■ WHAT YOU ARE ASKED TO DO ■
Write out every record below exactly as it appears.
** BEGIN INPUT ROWS **
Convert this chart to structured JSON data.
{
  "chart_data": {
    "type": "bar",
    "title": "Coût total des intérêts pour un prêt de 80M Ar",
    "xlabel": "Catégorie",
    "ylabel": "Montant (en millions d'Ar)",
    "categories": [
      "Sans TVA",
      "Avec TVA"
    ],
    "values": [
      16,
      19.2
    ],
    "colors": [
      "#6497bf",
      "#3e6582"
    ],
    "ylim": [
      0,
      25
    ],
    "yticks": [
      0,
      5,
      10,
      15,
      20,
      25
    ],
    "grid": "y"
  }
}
** END INPUT ROWS **
■ TASK OUTPUT ■
Convert this chart to structured JSON data.
{
  "chart_data": {
    "type": "bar",
    "title": "Coût total des intérêts pour un prêt de 80M Ar",
    "xlabel": "Catégorie",
    "ylabel": "Montant (en millions d'Ar)",
    "categories": [
      "Sans TVA",
      "Avec TVA"
    ],
    "values": [
      16,
      19.2
    ],
    "colors": [
      "#6497bf",
      "#3e6582"
    ],
    "ylim": [
      0,
      25
    ],
    "yticks": [
      0,
      5,
      10,
      15,
      20,
      25
    ],
    "grid": "y"
  }
}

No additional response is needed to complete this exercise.